Saved entries
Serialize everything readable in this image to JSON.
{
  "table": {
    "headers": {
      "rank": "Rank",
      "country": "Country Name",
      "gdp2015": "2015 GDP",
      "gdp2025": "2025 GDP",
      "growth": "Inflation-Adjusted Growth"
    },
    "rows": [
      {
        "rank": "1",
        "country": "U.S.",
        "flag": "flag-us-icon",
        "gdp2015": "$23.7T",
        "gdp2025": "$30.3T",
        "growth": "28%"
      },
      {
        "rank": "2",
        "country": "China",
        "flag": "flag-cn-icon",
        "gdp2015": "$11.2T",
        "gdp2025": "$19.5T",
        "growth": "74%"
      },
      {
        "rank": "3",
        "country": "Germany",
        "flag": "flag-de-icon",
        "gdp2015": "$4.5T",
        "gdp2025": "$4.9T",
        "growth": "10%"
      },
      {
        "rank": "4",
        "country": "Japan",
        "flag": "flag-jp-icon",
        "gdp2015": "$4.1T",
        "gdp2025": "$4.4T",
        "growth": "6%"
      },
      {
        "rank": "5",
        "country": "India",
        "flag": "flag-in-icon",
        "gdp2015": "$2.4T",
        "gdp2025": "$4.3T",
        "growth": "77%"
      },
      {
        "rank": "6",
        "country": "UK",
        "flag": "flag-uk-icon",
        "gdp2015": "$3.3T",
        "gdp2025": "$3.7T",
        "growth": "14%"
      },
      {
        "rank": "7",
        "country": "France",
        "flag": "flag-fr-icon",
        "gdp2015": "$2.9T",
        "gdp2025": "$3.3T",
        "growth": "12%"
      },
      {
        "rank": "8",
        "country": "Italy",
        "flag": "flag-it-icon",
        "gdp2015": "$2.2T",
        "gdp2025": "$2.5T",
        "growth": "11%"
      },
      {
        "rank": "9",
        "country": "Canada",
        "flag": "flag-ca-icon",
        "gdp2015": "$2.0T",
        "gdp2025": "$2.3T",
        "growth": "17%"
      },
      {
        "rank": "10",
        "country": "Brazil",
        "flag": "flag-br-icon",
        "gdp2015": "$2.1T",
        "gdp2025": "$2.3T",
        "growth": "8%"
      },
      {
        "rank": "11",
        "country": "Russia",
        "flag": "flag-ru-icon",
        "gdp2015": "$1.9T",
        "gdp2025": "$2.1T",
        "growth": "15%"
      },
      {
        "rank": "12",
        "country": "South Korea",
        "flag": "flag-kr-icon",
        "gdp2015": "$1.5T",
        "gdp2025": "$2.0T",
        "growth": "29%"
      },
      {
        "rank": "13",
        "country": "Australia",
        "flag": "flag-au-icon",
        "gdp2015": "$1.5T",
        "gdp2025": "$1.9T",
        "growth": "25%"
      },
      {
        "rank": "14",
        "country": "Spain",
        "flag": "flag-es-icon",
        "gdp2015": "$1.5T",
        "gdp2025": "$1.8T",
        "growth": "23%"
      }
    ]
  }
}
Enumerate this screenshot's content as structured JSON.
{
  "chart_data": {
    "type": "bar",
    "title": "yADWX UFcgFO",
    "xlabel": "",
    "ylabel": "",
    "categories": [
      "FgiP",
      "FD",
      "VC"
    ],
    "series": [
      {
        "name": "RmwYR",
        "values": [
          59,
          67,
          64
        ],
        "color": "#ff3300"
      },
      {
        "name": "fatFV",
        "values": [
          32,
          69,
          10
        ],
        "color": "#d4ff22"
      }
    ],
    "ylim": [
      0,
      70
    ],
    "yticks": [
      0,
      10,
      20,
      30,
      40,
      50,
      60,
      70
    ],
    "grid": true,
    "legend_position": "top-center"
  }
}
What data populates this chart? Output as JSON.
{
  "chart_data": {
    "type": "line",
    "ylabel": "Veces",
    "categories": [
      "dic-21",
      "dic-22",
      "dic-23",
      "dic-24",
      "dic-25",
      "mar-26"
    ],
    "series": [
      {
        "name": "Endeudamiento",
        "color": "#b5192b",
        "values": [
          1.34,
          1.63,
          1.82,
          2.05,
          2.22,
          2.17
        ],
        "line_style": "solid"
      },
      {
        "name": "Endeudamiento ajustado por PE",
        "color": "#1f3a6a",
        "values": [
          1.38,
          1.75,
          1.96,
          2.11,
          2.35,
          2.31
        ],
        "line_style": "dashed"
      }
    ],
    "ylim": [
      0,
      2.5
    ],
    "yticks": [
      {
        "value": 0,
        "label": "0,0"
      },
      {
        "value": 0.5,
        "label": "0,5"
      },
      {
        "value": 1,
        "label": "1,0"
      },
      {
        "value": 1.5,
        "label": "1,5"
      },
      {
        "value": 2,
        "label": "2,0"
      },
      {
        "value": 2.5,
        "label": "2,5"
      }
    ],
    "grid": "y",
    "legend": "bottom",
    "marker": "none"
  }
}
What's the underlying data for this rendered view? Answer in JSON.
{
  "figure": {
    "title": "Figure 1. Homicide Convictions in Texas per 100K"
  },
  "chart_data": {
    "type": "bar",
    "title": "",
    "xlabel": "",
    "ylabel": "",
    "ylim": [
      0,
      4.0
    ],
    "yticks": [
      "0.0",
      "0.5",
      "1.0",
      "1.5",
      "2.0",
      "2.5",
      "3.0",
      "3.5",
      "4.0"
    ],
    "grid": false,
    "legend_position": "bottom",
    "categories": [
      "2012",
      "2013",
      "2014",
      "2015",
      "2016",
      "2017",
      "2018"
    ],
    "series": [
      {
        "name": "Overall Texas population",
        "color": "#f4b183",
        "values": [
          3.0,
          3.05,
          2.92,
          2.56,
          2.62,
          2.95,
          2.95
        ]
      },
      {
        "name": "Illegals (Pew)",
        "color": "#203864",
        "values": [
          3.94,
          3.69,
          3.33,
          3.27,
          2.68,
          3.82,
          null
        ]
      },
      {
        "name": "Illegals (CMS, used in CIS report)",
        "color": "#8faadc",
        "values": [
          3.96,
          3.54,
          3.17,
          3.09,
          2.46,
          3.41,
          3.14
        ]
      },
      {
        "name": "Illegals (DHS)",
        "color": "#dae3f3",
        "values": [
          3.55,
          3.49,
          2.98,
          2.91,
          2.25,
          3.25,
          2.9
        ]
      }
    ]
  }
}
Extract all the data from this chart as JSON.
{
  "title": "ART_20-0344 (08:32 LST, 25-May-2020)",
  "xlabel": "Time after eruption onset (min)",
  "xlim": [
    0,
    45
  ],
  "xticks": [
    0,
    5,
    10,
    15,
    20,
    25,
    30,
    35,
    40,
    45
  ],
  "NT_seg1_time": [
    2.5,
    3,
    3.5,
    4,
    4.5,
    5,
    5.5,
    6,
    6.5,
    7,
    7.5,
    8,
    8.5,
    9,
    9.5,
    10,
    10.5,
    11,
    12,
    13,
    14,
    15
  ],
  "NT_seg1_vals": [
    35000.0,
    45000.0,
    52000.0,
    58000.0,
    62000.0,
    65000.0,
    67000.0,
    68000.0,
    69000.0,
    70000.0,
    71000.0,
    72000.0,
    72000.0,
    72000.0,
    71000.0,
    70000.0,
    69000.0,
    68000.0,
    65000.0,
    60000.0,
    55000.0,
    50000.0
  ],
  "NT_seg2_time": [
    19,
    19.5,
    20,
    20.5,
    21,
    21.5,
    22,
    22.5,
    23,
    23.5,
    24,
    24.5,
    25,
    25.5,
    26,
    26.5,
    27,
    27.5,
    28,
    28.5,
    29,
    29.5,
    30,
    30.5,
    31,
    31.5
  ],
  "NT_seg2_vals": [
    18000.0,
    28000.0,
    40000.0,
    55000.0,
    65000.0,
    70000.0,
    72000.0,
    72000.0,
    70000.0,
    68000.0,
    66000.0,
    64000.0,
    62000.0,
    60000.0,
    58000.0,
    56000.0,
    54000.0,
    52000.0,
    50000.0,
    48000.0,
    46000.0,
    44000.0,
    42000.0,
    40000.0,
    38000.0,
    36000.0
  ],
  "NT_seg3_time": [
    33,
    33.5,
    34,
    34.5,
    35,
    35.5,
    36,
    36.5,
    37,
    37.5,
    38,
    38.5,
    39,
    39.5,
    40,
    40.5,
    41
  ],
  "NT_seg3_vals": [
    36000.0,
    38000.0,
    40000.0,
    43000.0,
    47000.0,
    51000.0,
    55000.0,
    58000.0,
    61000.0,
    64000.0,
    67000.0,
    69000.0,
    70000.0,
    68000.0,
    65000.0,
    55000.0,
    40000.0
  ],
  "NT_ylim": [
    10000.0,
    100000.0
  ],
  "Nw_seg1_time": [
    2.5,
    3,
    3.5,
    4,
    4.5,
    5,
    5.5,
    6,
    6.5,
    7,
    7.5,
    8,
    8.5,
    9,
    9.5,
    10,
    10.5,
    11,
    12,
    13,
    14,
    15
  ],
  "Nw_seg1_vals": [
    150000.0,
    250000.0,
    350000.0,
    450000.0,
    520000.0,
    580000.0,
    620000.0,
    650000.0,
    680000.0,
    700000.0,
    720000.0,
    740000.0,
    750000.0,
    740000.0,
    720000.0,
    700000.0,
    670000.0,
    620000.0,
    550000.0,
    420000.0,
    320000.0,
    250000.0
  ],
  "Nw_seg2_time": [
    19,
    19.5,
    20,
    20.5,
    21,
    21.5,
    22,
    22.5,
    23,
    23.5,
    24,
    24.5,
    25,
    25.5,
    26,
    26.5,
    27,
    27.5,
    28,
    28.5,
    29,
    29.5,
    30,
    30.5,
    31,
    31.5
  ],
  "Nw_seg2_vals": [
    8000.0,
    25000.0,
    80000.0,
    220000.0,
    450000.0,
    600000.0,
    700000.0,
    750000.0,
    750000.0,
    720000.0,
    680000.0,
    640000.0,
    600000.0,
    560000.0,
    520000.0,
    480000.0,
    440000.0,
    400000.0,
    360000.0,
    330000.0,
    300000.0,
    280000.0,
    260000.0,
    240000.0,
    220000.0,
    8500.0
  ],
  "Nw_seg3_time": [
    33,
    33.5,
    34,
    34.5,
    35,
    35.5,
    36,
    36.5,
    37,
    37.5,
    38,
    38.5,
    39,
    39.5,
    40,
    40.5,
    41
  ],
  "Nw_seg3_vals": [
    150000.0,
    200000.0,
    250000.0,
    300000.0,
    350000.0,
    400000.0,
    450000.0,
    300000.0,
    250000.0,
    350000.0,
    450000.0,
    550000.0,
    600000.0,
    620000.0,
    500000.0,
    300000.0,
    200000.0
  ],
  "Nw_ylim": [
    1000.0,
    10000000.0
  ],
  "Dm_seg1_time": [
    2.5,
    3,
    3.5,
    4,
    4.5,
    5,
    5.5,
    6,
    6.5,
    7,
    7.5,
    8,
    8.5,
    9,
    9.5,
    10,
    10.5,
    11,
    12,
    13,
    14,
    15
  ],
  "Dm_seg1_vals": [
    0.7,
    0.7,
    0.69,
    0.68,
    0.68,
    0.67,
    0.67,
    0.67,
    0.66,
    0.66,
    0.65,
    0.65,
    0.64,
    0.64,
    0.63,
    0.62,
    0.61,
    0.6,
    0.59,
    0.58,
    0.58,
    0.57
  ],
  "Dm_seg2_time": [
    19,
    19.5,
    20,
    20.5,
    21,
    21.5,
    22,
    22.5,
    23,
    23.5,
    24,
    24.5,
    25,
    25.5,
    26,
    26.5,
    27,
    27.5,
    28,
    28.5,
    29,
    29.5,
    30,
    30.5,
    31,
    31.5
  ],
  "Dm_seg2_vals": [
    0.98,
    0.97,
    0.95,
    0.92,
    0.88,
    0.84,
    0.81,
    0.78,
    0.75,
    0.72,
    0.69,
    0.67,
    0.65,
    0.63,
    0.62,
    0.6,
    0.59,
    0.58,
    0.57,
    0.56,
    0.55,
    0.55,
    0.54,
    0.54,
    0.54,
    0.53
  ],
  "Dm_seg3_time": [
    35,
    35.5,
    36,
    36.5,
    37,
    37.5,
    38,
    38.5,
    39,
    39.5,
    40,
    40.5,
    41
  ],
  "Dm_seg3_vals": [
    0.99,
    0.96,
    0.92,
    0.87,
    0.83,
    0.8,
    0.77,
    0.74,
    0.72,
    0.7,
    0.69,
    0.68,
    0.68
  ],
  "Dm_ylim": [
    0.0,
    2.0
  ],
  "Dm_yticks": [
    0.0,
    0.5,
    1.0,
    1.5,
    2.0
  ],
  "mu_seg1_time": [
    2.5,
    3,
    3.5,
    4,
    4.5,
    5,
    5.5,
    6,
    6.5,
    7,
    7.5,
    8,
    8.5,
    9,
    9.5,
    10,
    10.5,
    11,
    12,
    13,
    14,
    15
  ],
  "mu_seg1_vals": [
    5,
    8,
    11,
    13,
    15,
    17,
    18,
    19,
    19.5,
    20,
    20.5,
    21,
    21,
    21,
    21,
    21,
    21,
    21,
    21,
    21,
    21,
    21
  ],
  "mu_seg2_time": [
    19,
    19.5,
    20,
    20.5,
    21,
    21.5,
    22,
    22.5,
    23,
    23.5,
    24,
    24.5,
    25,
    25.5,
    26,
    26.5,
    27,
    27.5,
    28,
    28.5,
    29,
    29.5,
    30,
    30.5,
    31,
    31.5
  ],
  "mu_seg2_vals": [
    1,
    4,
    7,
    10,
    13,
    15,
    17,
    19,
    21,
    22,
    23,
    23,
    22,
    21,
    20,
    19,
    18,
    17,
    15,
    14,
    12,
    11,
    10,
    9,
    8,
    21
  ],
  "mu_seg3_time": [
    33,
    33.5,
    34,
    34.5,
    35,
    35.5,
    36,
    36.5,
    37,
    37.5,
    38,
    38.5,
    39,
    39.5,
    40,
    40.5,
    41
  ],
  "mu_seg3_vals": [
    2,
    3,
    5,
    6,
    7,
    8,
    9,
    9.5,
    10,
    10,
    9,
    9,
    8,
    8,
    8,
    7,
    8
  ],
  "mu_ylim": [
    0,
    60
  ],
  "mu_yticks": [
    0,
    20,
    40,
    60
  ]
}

* **Task to complete**:
From the entries above, copy every line that holds the word "What".

* **Task solution**:
What data populates this chart? Output as JSON.
What's the underlying data for this rendered view? Answer in JSON.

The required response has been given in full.